SELECTION:
* * * * * * * * *
I must admit I’m not the ideal person to cover a pop-up coffee shop dedicated to the twentieth anniversary of Friends, one of the most popular sitcoms in television history. I was certainly one of the 52.46 million viewers who watched Rachel and Ross finally get together for-real-no-take-backsies, but it was maybe the tenth episode I’d ever seen. The show’s accessibility never appealed to me. Sure, there was always a naughty undercurrent, but these squeaky-clean New Yorkers were never subversive enough to keep me glued to the television. Of course, I’m in the minority. Friends is not only still beloved ten years after it went off the air but also inspired more recent successful shitcoms like How I Met Your Mother and The Big Bang Theory.
It was with little excitement that I entered the Eight O’Clock Coffee pop-up designed to look like Central Perk, the cafe where, for the first three seasons, Rachel frequently proved herself to be as inept a barista as Hannah Horvath. This is not the first Central Perk to emerge, though it appears to be the first in the city. A chain of Central Perks kept Friends fever alive in Dubai from 2006-2010. Entering this iteration of Central Perk, my cynicism meter was on high. I scoffed as I stood in a line with a ten-minute wait, though it was nothing compared to the opening day line, which boasted an hour wait time as if one might be greeted with frankenpastries in the shape of David Schwimmer once they finally made it inside.
* * * * * * * * *
SUPPLIED INFORMATION:
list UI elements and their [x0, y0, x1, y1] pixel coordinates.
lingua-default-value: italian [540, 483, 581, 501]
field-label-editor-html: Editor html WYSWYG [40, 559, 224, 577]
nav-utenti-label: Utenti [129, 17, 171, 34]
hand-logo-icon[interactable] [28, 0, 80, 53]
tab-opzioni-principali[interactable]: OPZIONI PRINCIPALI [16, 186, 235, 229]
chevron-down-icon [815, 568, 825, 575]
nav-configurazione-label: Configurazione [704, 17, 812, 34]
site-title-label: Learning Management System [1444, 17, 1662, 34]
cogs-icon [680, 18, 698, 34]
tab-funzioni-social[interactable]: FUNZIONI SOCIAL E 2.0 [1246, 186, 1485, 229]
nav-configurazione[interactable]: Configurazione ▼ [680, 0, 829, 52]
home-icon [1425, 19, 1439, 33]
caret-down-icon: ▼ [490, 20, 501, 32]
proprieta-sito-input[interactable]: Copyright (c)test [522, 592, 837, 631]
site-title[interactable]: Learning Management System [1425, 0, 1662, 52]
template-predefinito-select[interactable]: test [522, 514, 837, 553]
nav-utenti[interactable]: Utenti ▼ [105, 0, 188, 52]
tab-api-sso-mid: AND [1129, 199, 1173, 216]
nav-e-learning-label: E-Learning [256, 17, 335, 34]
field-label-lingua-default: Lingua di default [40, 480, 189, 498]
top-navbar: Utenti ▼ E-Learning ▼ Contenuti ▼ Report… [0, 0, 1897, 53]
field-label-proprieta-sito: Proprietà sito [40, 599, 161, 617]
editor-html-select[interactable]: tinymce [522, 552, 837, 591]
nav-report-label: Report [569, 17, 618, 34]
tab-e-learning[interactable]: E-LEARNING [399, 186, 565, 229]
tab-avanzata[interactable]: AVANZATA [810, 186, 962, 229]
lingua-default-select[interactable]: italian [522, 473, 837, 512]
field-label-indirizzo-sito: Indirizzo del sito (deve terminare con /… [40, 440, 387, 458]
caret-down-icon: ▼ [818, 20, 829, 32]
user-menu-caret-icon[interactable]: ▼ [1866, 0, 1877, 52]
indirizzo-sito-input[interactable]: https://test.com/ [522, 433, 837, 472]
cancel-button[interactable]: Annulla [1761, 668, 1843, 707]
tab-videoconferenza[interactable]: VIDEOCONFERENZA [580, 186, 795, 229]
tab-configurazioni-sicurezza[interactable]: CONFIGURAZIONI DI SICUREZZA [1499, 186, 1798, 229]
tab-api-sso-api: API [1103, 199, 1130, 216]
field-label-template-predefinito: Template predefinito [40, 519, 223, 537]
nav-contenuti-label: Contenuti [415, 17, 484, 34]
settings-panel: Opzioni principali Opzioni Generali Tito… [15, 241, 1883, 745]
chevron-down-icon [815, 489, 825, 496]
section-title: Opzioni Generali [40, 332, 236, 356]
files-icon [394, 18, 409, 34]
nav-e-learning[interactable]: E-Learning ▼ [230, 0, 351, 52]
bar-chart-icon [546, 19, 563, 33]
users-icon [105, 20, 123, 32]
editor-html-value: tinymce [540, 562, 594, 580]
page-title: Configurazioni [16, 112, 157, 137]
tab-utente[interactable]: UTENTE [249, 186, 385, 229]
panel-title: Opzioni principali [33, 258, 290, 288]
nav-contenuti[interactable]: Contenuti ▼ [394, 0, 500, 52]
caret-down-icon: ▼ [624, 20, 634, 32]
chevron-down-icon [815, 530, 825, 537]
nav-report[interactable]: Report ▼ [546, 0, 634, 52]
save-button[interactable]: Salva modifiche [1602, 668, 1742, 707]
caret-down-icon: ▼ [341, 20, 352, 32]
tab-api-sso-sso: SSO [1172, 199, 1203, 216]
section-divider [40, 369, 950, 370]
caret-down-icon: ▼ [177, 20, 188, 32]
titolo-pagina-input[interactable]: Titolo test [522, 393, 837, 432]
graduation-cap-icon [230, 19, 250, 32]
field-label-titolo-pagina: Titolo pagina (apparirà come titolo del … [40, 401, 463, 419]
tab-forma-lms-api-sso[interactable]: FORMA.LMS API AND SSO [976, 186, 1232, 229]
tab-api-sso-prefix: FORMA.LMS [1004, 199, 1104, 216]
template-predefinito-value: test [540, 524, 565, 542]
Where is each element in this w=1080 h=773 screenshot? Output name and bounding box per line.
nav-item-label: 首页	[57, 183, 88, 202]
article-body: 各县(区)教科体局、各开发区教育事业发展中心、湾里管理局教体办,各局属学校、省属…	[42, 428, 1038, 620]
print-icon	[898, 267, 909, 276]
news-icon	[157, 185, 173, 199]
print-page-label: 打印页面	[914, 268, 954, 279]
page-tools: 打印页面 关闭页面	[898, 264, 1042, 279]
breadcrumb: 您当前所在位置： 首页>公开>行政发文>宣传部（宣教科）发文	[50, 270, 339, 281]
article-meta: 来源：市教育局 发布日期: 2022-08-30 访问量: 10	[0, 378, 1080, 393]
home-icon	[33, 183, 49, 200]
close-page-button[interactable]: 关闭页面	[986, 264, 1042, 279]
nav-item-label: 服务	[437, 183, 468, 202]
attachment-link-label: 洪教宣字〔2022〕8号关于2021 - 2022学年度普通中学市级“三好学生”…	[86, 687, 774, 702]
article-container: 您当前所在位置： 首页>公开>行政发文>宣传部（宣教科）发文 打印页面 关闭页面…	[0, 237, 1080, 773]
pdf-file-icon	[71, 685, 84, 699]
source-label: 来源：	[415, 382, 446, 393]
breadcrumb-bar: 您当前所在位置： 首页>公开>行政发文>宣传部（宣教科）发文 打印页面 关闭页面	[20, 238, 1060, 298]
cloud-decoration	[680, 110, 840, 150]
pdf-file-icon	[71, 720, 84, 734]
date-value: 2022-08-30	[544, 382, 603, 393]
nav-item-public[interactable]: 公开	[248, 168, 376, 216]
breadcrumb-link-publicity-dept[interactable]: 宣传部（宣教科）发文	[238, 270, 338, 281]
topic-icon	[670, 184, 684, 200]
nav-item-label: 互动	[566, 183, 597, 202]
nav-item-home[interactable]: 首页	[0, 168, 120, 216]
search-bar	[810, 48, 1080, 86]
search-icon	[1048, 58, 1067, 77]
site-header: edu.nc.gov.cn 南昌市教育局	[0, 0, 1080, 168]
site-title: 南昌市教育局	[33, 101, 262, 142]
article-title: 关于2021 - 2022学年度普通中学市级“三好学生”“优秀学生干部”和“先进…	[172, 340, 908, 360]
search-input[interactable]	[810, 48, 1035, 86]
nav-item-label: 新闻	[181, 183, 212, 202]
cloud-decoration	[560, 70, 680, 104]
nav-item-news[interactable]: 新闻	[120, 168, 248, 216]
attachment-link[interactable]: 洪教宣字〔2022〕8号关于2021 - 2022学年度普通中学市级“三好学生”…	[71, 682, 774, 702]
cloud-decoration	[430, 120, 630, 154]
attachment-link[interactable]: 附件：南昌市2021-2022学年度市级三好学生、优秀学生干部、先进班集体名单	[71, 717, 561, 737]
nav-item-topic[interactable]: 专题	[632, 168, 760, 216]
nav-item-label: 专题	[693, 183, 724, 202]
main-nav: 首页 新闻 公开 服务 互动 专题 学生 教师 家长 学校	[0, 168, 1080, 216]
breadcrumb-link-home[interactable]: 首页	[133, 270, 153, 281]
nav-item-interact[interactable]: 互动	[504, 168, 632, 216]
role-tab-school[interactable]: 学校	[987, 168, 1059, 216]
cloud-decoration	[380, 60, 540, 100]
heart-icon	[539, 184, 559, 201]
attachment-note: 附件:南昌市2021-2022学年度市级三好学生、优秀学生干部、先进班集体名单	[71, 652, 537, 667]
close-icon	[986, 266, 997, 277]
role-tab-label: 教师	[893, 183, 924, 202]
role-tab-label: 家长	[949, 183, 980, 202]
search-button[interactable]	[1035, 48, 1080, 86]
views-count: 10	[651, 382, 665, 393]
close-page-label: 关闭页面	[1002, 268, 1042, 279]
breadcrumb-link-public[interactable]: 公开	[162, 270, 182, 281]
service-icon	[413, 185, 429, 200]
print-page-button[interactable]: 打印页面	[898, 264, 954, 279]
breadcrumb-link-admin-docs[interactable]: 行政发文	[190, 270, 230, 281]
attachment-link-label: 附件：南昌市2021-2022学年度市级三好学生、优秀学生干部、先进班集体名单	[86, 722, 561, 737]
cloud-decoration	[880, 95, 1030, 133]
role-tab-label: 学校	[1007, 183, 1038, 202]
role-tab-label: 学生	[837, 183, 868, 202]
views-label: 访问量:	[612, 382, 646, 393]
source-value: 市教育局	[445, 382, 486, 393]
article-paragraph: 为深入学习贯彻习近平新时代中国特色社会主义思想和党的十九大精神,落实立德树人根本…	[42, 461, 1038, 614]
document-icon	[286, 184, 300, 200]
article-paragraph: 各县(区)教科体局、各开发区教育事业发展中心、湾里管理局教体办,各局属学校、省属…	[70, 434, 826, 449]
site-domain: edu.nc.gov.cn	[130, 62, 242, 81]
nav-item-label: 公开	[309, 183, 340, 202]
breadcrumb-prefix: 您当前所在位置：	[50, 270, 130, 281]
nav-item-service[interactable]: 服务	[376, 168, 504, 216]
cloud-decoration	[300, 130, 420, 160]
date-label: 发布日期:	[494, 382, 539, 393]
* * * * * * * * *
EXERCISES TO COMPLETE:
a – In the piece about the Central Perk pop-up, reproduce verbatim the passage starting with "It was with" and going on through "made it inside.".
b – Condense the paragraph of the Central Perk pop-up piece that begins "It was with little excitement" into a bulleted list that keeps its main facts.

ANSWERS FOR THE TASKS:
a –
It was with little excitement that I entered the Eight O’Clock Coffee pop-up designed to look like Central Perk, the cafe where, for the first three seasons, Rachel frequently proved herself to be as inept a barista as Hannah Horvath. This is not the first Central Perk to emerge, though it appears to be the first in the city. A chain of Central Perks kept Friends fever alive in Dubai from 2006-2010. Entering this iteration of Central Perk, my cynicism meter was on high. I scoffed as I stood in a line with a ten-minute wait, though it was nothing compared to the opening day line, which boasted an hour wait time as if one might be greeted with frankenpastries in the shape of David Schwimmer once they finally made it inside.

b –
- The writer entered the Eight O'Clock Coffee pop-up with little excitement.
- The pop-up is designed to look like Central Perk, the cafe where Rachel was an inept barista for the first three seasons.
- It is not the first Central Perk, but it appears to be the first in the city.
- A chain of Central Perks operated in Dubai from 2006 to 2010.
- The writer came in highly cynical and scoffed at a ten-minute wait in line.
- On opening day, the wait had been an hour.